§ **Exercise directions**
Return all lines where the word "Completion" can be found.

Data records:
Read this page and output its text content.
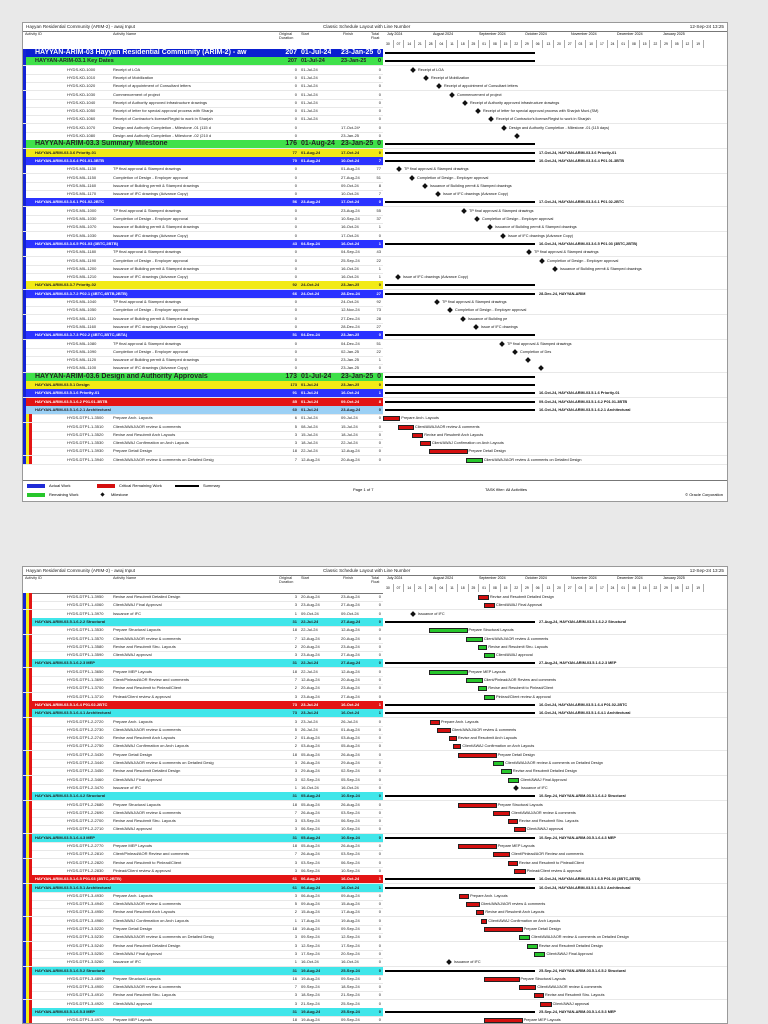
Hayyan Residential Community (ARIM-2) - awaj Input	Classic Schedule Layout with Line Number	12-Sep-24 13:25
Activity ID	Activity Name	Original Duration
Start	Finish	Total Float
July 2024	August 2024	September 2024	October 2024	November 2024	December 2024	January 2025
30	07	14	21	28	04	11	18	25	01	08	15	22	29	06	13	20	27	03	10	17	24	01	08	15	22	29	05	12	19
HAYYAN-ARIM-03 Hayyan Residential Community (ARIM-2) - aw	207 01-Jul-24 23-Jan-25 0
HAYYAN-ARIM-03.1 Key Dates	207 01-Jul-24	23-Jan-25	0
HYDS-KD-1000	Receipt of LOA	0 01-Jul-24	0	Receipt of LOA
HYDS-KD-1010	Receipt of Mobilization	0 01-Jul-24	0	Receipt of Mobilization
HYDS-KD-1020	Receipt of appointment of Consultant letters	0 01-Jul-24	0	Receipt of appointment of Consultant letters
HYDS-KD-1030	Commencement of project	0 01-Jul-24	0	Commencement of project
HYDS-KD-1040	Receipt of Authority approved infrastructure drawings	0 01-Jul-24	0	Receipt of Authority approved infrastructure drawings
HYDS-KD-1050	Receipt of letter for special approval process with Sharja	0 01-Jul-24	0	Receipt of letter for special approval process with Sharjah Muni.(SM)
HYDS-KD-1060	Receipt of Contractor's license/Regist to work in Sharjah	0 01-Jul-24	0	Receipt of Contractor's license/Regist to work in Sharjah
HYDS-KD-1070	Design and Authority Completion - Milestone -01 (115 d	0	17-Oct-24*	0	Design and Authority Completion - Milestone -01 (115 days)
HYDS-KD-1080	Design and Authority Completion - Milestone -02 (210 d	0	23-Jan-25	0
HAYYAN-ARIM-03.3 Summary Milestone	176 01-Aug-24 23-Jan-25 0
HAYYAN-ARIM-03.3.6 Priority-01	77 01-Aug-24	17-Oct-24	0	17-Oct-24, HAYYAN-ARIM-03.3.6 Priority-01
HAYYAN-ARIM-03.3.6.4 P01.01-3BTB	70 01-Aug-24	10-Oct-24	7	10-Oct-24, HAYYAN-ARIM-03.3.6.4 P01.01-3BTB
HYDS-MIL-1130	TP final approval & Stamped drawings	0	01-Aug-24	77	TP final approval & Stamped drawings
HYDS-MIL-1150	Completion of Design - Employer approval	0	27-Aug-24	51	Completion of Design - Employer approval
HYDS-MIL-1160	Issuance of Building permit & Stamped drawings	0	09-Oct-24	8	Issuance of Building permit & Stamped drawings
HYDS-MIL-1170	Issuance of IFC drawings (Advance Copy)	0	10-Oct-24	7	Issue of IFC drawings (Advance Copy)
HAYYAN-ARIM-03.3.6.1 P01.02-2BTC	56 23-Aug-24	17-Oct-24	0	17-Oct-24, HAYYAN-ARIM-03.3.6.1 P01.02-2BTC
HYDS-MIL-1000	TP final approval & Stamped drawings	0	23-Aug-24	55	TP final approval & Stamped drawings
HYDS-MIL-1030	Completion of Design - Employer approval	0	10-Sep-24	37	Completion of Design - Employer approval
HYDS-MIL-1070	Issuance of Building permit & Stamped drawings	0	16-Oct-24	1	Issuance of Building permit & Stamped drawings
HYDS-MIL-1030	Issuance of IFC drawings (Advance Copy)	0	17-Oct-24	0	Issue of IFC drawings (Advance Copy)
HAYYAN-ARIM-03.3.6.5 P01.03 (3BTC,2BTB)	43 04-Sep-24	16-Oct-24	1	16-Oct-24, HAYYAN-ARIM-03.3.6.5 P01.03 (3BTC,2BTB)
HYDS-MIL-1180	TP final approval & Stamped drawings	0	04-Sep-24	43	TP final approval & Stamped drawings
HYDS-MIL-1190	Completion of Design - Employer approval	0	25-Sep-24	22	Completion of Design - Employer approval
HYDS-MIL-1200	Issuance of Building permit & Stamped drawings	0	16-Oct-24	1	Issuance of Building permit & Stamped drawings
HYDS-MIL-1210	Issuance of IFC drawings (Advance Copy)	0	16-Oct-24	1	Issue of IFC drawings (Advance Copy)
HAYYAN-ARIM-03.3.7 Priority-02	92 24-Oct-24	23-Jan-25	0
HAYYAN-ARIM-03.3.7.2 P02.1 (4BTC,4BTB,2BTB)	66 24-Oct-24	28-Dec-24	27	28-Dec-24, HAYYAN-ARIM
HYDS-MIL-1040	TP final approval & Stamped drawings	0	24-Oct-24	92	TP final approval & Stamped drawings
HYDS-MIL-1050	Completion of Design - Employer approval	0	12-Nov-24	73	Completion of Design - Employer approval
HYDS-MIL-1110	Issuance of Building permit & Stamped drawings	0	27-Dec-24	28	Issuance of Building pe
HYDS-MIL-1160	Issuance of IFC drawings (Advance Copy)	0	28-Dec-24	27	Issue of IFC drawings
HAYYAN-ARIM-03.3.7.3 P02.2 (4BTC,3BTC,4BTA)	51 04-Dec-24	23-Jan-25	0
HYDS-MIL-1080	TP final approval & Stamped drawings	0	04-Dec-24	51	TP final approval & Stamped drawings
HYDS-MIL-1090	Completion of Design - Employer approval	0	02-Jan-25	22	Completion of Des
HYDS-MIL-1120	Issuance of Building permit & Stamped drawings	0	23-Jan-25	1
HYDS-MIL-1100	Issuance of IFC drawings (Advance Copy)	0	23-Jan-25	0
HAYYAN-ARIM-03.6 Design and Authority Approvals	173 01-Jul-24 23-Jan-25 0
HAYYAN-ARIM-03.5.1 Design	173 01-Jul-24	23-Jan-25	0
HAYYAN-ARIM-03.5.1.6 Priority-01	91 01-Jul-24	16-Oct-24	1	16-Oct-24, HAYYAN-ARIM-03.5.1.6 Priority-01
HAYYAN-ARIM-03.5.1.6.2 P01.01-3BTB	85 01-Jul-24	09-Oct-24	8	09-Oct-24, HAYYAN-ARIM-03.5.1.6.2 P01.01-3BTB
HAYYAN-ARIM-03.5.1.6.2.1 Architectural	60 01-Jul-24	23-Aug-24	0	16-Oct-24, HAYYAN-ARIM-03.5.1.6.2.1 Architectural
HYDS-DTP1-1-3500	Prepare Arch. Layouts	6 01-Jul-24	09-Jul-24	0	Prepare Arch. Layouts
HYDS-DTP1-1-3510	Client/AWAJ/AOR review & comments	5 08-Jul-24	15-Jul-24	0	Client/AWAJ/AOR review & comments
HYDS-DTP1-1-3520	Revise and Resubmit Arch Layouts	3 15-Jul-24	18-Jul-24	0	Revise and Resubmit Arch Layouts
HYDS-DTP1-1-3530	Client/AWAJ Confirmation on Arch Layouts	3 18-Jul-24	22-Jul-24	0	Client/AWAJ Confirmation on Arch Layouts
HYDS-DTP1-1-3930	Prepare Detail Design	18 22-Jul-24	12-Aug-24	0	Prepare Detail Design
HYDS-DTP1-1-3940	Client/AWAJ/AOR review & comments on Detailed Desig	7 12-Aug-24	20-Aug-24	0	Client/AWAJ/AOR review & comments on Detailed Design
Actual Work
Remaining Work
Critical Remaining Work
Milestone
Summary
Page 1 of 7	TASK filter: All Activities
© Oracle Corporation
Hayyan Residential Community (ARIM-2) - awaj Input	Classic Schedule Layout with Line Number	12-Sep-24 13:25
Activity ID	Activity Name	Original Duration
Start	Finish	Total Float
July 2024	August 2024	September 2024	October 2024	November 2024	December 2024	January 2025
30	07	14	21	28	04	11	18	25	01	08	15	22	29	06	13	20	27	03	10	17	24	01	08	15	22	29	05	12	19
HYDS-DTP1-1-3950	Revise and Resubmit Detailed Design	3 20-Aug-24	23-Aug-24	0	Revise and Resubmit Detailed Design
HYDS-DTP1-1-4060	Client/AWAJ Final Approval	3 23-Aug-24	27-Aug-24	0	Client/AWAJ Final Approval
HYDS-DTP1-1-3970	Issuance of IFC	1 09-Oct-24	09-Oct-24	0	Issuance of IFC
HAYYAN-ARIM-03.5.1.6.2.2 Structural	31 22-Jul-24	27-Aug-24	0	27-Aug-24, HAYYAN-ARIM-03.5.1.6.2.2 Structural
HYDS-DTP1-1-3530	Prepare Structural Layouts	18 22-Jul-24	12-Aug-24	0	Prepare Structural Layouts
HYDS-DTP1-1-3570	Client/AWAJ/AOR review & comments	7 12-Aug-24	20-Aug-24	0	Client/AWAJ/AOR review & comments
HYDS-DTP1-1-3580	Revise and Resubmit Stru. Layouts	2 20-Aug-24	23-Aug-24	0	Revise and Resubmit Stru. Layouts
HYDS-DTP1-1-3590	Client/AWAJ approval	3 23-Aug-24	27-Aug-24	0	Client/AWAJ approval
HAYYAN-ARIM-03.5.1.6.2.3 MEP	31 22-Jul-24	27-Aug-24	0	27-Aug-24, HAYYAN-ARIM-03.5.1.6.2.3 MEP
HYDS-DTP1-1-3650	Prepare MEP Layouts	18 22-Jul-24	12-Aug-24	0	Prepare MEP Layouts
HYDS-DTP1-1-3690	Client/Pinlead/AOR Review and comments	7 12-Aug-24	20-Aug-24	0	Client/Pinlead/AOR Review and comments
HYDS-DTP1-1-3700	Revise and Resubmit to Pinlead/Client	2 20-Aug-24	23-Aug-24	0	Revise and Resubmit to Pinlead/Client
HYDS-DTP1-1-3710	Pinlead/Client review & approval	3 23-Aug-24	27-Aug-24	0	Pinlead/Client review & approval
HAYYAN-ARIM-03.5.1.6.4 P01.02-2BTC	73 23-Jul-24	16-Oct-24	1	16-Oct-24, HAYYAN-ARIM-03.5.1.6.4 P01.02-2BTC
HAYYAN-ARIM-03.5.1.6.4.1 Architectural	73 23-Jul-24	16-Oct-24	1	16-Oct-24, HAYYAN-ARIM-03.5.1.6.4.1 Architectural
HYDS-DTP1-2-2720	Prepare Arch. Layouts	3 23-Jul-24	26-Jul-24	0	Prepare Arch. Layouts
HYDS-DTP1-2-2730	Client/AWAJ/AOR review & comments	5 26-Jul-24	01-Aug-24	0	Client/AWAJ/AOR review & comments
HYDS-DTP1-2-2740	Revise and Resubmit Arch Layouts	2 01-Aug-24	03-Aug-24	0	Revise and Resubmit Arch Layouts
HYDS-DTP1-2-2750	Client/AWAJ Confirmation on Arch Layouts	2 03-Aug-24	05-Aug-24	0	Client/AWAJ Confirmation on Arch Layouts
HYDS-DTP1-2-3430	Prepare Detail Design	18 05-Aug-24	26-Aug-24	0	Prepare Detail Design
HYDS-DTP1-2-3440	Client/AWAJ/AOR review & comments on Detailed Desig	3 26-Aug-24	29-Aug-24	0	Client/AWAJ/AOR review & comments on Detailed Design
HYDS-DTP1-2-3450	Revise and Resubmit Detailed Design	3 29-Aug-24	02-Sep-24	0	Revise and Resubmit Detailed Design
HYDS-DTP1-2-3460	Client/AWAJ Final Approval	3 02-Sep-24	05-Sep-24	0	Client/AWAJ Final Approval
HYDS-DTP1-2-3470	Issuance of IFC	1 16-Oct-24	16-Oct-24	0	Issuance of IFC
HAYYAN-ARIM-03.5.1.6.4.2 Structural	31 05-Aug-24	10-Sep-24	0	10-Sep-24, HAYYAN-ARIM-03.5.1.6.4.2 Structural
HYDS-DTP1-2-2680	Prepare Structural Layouts	18 05-Aug-24	26-Aug-24	0	Prepare Structural Layouts
HYDS-DTP1-2-2690	Client/AWAJ/AOR review & comments	7 26-Aug-24	03-Sep-24	0	Client/AWAJ/AOR review & comments
HYDS-DTP1-2-2700	Revise and Resubmit Stru. Layouts	3 03-Sep-24	06-Sep-24	0	Revise and Resubmit Stru. Layouts
HYDS-DTP1-2-2710	Client/AWAJ approval	3 06-Sep-24	10-Sep-24	0	Client/AWAJ approval
HAYYAN-ARIM-03.5.1.6.4.3 MEP	31 05-Aug-24	10-Sep-24	0	10-Sep-24, HAYYAN-ARIM-03.5.1.6.4.3 MEP
HYDS-DTP1-2-2770	Prepare MEP Layouts	18 05-Aug-24	26-Aug-24	0	Prepare MEP Layouts
HYDS-DTP1-2-2810	Client/Pinlead/AOR Review and comments	7 26-Aug-24	03-Sep-24	0	Client/Pinlead/AOR Review and comments
HYDS-DTP1-2-2820	Revise and Resubmit to Pinlead/Client	3 03-Sep-24	06-Sep-24	0	Revise and Resubmit to Pinlead/Client
HYDS-DTP1-2-2830	Pinlead/Client review & approval	3 06-Sep-24	10-Sep-24	0	Pinlead/Client review & approval
HAYYAN-ARIM-03.5.1.6.5 P01.03 (3BTC,2BTB)	61 06-Aug-24	16-Oct-24	1	16-Oct-24, HAYYAN-ARIM-03.5.1.6.5 P01.03 (3BTC,2BTB)
HAYYAN-ARIM-03.5.1.6.5.1 Architectural	61 06-Aug-24	16-Oct-24	1	16-Oct-24, HAYYAN-ARIM-03.5.1.6.5.1 Architectural
HYDS-DTP1-3-4930	Prepare Arch. Layouts	3 06-Aug-24	09-Aug-24	0	Prepare Arch. Layouts
HYDS-DTP1-3-4940	Client/AWAJ/AOR review & comments	5 09-Aug-24	15-Aug-24	0	Client/AWAJ/AOR review & comments
HYDS-DTP1-3-4950	Revise and Resubmit Arch Layouts	2 15-Aug-24	17-Aug-24	0	Revise and Resubmit Arch Layouts
HYDS-DTP1-3-4960	Client/AWAJ Confirmation on Arch Layouts	1 17-Aug-24	19-Aug-24	0	Client/AWAJ Confirmation on Arch Layouts
HYDS-DTP1-3-5220	Prepare Detail Design	18 19-Aug-24	09-Sep-24	0	Prepare Detail Design
HYDS-DTP1-3-5230	Client/AWAJ/AOR review & comments on Detailed Desig	3 09-Sep-24	12-Sep-24	0	Client/AWAJ/AOR review & comments on Detailed Design
HYDS-DTP1-3-5240	Revise and Resubmit Detailed Design	3 12-Sep-24	17-Sep-24	0	Revise and Resubmit Detailed Design
HYDS-DTP1-3-5250	Client/AWAJ Final Approval	3 17-Sep-24	20-Sep-24	0	Client/AWAJ Final Approval
HYDS-DTP1-3-5260	Issuance of IFC	1 16-Oct-24	16-Oct-24	0	Issuance of IFC
HAYYAN-ARIM-03.5.1.6.5.2 Structural	31 19-Aug-24	25-Sep-24	0	25-Sep-24, HAYYAN-ARIM-03.5.1.6.5.2 Structural
HYDS-DTP1-3-4890	Prepare Structural Layouts	16 19-Aug-24	09-Sep-24	0	Prepare Structural Layouts
HYDS-DTP1-3-4900	Client/AWAJ/AOR review & comments	7 09-Sep-24	18-Sep-24	0	Client/AWAJ/AOR review & comments
HYDS-DTP1-3-4910	Revise and Resubmit Stru. Layouts	3 18-Sep-24	21-Sep-24	0	Revise and Resubmit Stru. Layouts
HYDS-DTP1-3-4920	Client/AWAJ approval	3 21-Sep-24	25-Sep-24	0	Client/AWAJ approval
HAYYAN-ARIM-03.5.1.6.5.3 MEP	31 19-Aug-24	25-Sep-24	0	25-Sep-24, HAYYAN-ARIM-03.5.1.6.5.3 MEP
HYDS-DTP1-3-4970	Prepare MEP Layouts	18 19-Aug-24	09-Sep-24	0	Prepare MEP Layouts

§ **Output of the task**
HYDS-KD-1070	Design and Authority Completion - Milestone -01 (115 d	0	17-Oct-24*	0	Design and Authority Completion - Milestone -01 (115 days)
HYDS-KD-1080	Design and Authority Completion - Milestone -02 (210 d	0	23-Jan-25	0
HYDS-MIL-1150	Completion of Design - Employer approval	0	27-Aug-24	51	Completion of Design - Employer approval
HYDS-MIL-1030	Completion of Design - Employer approval	0	10-Sep-24	37	Completion of Design - Employer approval
HYDS-MIL-1190	Completion of Design - Employer approval	0	25-Sep-24	22	Completion of Design - Employer approval
HYDS-MIL-1050	Completion of Design - Employer approval	0	12-Nov-24	73	Completion of Design - Employer approval
HYDS-MIL-1090	Completion of Design - Employer approval	0	02-Jan-25	22	Completion of Des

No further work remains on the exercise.